One of our rarest and most noteworthy direct imports yet, Pierre Ravaut’s 900-bottle production is a region-cementing wine. Corton-Charlemagne, a tiny golden nugget within the grand hill of Corton, offers up some of the world’s finest Chardonnay, and Ravaut’s does the site proud. Want rarefied royalty in a bottle? This is it!
Christie’s Auction House summarizes this glorious hillside appellation in one sentence, saying, “The isolated Grand Cru of Corton-Charlemagne makes one of the most refined white Grand Grus, with a vibrant acidity and mineral tone that requires ageing in the bottle to truly reveal its character.” During our visit to Burgundy last April, we tasted a number of wines that confirmed this assertion, including today’s stellar 2016 from Pierre Ravaut. Like many wines from this vintage, quality was sky-high but quantity was extremely low—so when we were offered the chance to import some of Ravaut’s tiny production, we took every bottle we could. Especially at this price (take a look at Coche-Dury’s version if you want a mini heart attack), Ravaut's thrilling release is a perfect example of this minuscule, rarefied appellation. It’s pure joy to experience now, but if you wait until 2020, or better yet, 2025, this child genius will evolve in spectacular fashion, flaunting its breathtaking minerality, weight, perfume, and power. In order to experience this both now and years down the road, we’re offering up to four bottles per person to our very best Burgundy customers today. The small supply we have resting in our warehouse represents the last they had in their cellars. After this, there’s no more to be had!
Several years ago, Pierre made a tough, but necessary, decision. He and his brother, Vincent, represented the sixth generation of their successful family estate—Domaine Gaston & Pierre Ravaut—but, as noted by Burgundian author and journalist Laurent Gotti, Pierre felt change needed to happen: “I wanted to go back to a smaller farm to be closer to the vineyards and wines. In a field of 20 hectares one is quickly monopolized by the administrative and commercial work.” So, he parted ways with Vincent, amicably, and took just seven hectares of vines with him. Soon after, Pierre founded his eponymous domaine in Ladoix-Serrigny, near the base of Corton, and was able to return to the essence of winemaking—working the soils and crafting the wine with his own bare hands. 

Interestingly enough, Pierre’s tiny parcel (even that is putting it generously) of Grand Cru Corton-Charlemagne vines lies at the top of Corton’s steep incline, facing east, on the sliver that bleeds into the Ladoix appellation. He follows lutte raisonnée principles in the vineyard and always harvests by hand after a strict sorting regimen. At his winery, the grapes settled and fermented (both alcoholic and malolactic) in temperature-controlled stainless steel tanks and the resulting juice was transferred into new and (mostly) used French oak—made by local coopers—for one year.

[Data records]
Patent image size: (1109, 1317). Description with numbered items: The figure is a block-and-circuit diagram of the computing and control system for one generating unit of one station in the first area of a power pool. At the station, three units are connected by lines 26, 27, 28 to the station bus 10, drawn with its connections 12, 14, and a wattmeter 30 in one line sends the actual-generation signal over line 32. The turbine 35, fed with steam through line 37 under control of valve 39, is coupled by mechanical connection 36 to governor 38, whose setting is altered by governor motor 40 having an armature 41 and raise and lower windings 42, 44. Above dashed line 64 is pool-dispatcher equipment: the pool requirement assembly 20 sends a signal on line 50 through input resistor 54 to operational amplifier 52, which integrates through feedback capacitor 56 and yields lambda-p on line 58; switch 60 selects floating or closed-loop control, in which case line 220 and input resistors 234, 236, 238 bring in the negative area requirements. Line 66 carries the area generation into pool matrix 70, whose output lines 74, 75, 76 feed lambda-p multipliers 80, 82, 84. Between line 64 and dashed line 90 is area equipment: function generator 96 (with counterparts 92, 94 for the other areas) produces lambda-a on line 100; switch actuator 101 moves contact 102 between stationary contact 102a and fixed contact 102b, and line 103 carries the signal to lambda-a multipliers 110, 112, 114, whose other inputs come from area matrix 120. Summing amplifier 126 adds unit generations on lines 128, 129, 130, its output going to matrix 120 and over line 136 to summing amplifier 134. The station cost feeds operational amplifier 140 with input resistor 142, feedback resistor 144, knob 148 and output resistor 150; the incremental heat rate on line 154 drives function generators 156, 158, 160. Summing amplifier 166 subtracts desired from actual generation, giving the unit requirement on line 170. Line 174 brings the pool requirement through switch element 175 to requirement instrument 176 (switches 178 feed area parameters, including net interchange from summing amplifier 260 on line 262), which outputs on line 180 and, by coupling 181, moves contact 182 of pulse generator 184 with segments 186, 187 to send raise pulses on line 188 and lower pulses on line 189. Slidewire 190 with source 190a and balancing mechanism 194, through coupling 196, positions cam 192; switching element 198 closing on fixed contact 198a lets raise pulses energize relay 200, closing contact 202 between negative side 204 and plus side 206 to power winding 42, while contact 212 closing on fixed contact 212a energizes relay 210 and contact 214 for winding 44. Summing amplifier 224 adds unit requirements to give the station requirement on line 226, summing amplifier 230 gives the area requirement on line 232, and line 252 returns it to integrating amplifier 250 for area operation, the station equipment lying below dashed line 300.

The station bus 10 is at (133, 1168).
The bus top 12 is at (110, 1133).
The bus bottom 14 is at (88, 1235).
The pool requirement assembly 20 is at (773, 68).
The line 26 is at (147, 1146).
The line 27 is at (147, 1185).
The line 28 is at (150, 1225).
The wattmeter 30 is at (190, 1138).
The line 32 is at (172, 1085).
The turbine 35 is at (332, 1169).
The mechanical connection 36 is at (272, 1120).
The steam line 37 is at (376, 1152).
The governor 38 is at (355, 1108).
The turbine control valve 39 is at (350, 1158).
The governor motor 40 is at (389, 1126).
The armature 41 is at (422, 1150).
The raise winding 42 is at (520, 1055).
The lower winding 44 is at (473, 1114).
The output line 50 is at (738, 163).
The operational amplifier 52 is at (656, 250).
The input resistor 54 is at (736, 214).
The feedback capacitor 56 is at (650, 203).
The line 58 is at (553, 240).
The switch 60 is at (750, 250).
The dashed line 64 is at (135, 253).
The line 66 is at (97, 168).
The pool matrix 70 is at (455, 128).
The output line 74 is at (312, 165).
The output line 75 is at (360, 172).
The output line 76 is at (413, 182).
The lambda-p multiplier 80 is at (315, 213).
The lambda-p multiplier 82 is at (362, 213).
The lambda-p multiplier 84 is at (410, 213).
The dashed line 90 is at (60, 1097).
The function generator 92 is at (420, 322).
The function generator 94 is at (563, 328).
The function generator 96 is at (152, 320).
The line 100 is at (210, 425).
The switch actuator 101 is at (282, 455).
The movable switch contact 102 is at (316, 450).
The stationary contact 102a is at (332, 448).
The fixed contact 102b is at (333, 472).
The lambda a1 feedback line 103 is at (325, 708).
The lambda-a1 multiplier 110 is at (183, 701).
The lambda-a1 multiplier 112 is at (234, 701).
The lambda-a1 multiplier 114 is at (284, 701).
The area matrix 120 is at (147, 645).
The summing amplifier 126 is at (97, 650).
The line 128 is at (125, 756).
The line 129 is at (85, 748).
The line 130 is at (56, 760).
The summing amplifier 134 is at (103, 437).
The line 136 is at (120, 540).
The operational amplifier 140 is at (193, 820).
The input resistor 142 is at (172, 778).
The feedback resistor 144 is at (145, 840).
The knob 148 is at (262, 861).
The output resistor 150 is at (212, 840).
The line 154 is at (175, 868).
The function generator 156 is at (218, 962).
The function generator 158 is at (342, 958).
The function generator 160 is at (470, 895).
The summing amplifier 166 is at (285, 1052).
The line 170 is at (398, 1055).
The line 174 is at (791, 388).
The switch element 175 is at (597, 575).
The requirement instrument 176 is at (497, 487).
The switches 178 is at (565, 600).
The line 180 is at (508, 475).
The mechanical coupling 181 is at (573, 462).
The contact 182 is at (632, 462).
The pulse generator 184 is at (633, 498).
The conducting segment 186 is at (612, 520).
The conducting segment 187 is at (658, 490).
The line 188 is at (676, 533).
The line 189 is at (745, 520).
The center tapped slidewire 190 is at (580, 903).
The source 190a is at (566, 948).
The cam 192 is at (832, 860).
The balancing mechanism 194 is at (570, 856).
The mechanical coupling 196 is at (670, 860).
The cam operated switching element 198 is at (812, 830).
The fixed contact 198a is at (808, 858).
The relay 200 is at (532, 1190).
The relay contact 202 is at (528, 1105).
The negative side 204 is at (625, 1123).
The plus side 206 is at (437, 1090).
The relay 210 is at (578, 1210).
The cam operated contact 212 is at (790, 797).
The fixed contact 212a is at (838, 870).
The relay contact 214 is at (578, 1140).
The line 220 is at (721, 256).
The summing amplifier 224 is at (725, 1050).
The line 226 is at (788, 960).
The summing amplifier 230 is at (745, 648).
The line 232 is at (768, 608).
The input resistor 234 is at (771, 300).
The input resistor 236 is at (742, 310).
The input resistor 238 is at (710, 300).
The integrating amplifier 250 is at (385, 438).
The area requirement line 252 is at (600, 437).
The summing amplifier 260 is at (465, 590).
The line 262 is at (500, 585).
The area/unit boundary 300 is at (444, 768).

To do ::
1 – Write out the Corton-Charlemagne piece between "Several years ago, Pierre" and "own bare hands.", inclusive, swapping "seven hectares" for "eight hectares".
2 – Answer these from the Corton-Charlemagne piece:
(a) How many bottles make up Pierre Ravaut's production?
(b) How many bottles per person are offered?
(c) Which direction does Pierre's Corton-Charlemagne parcel face?

Solutions per task ::
1 –
Several years ago, Pierre made a tough, but necessary, decision. He and his brother, Vincent, represented the sixth generation of their successful family estate—Domaine Gaston & Pierre Ravaut—but, as noted by Burgundian author and journalist Laurent Gotti, Pierre felt change needed to happen: “I wanted to go back to a smaller farm to be closer to the vineyards and wines. In a field of 20 hectares one is quickly monopolized by the administrative and commercial work.” So, he parted ways with Vincent, amicably, and took just eight hectares of vines with him. Soon after, Pierre founded his eponymous domaine in Ladoix-Serrigny, near the base of Corton, and was able to return to the essence of winemaking—working the soils and crafting the wine with his own bare hands.

2 –
(a) 900 bottles
(b) Up to four
(c) East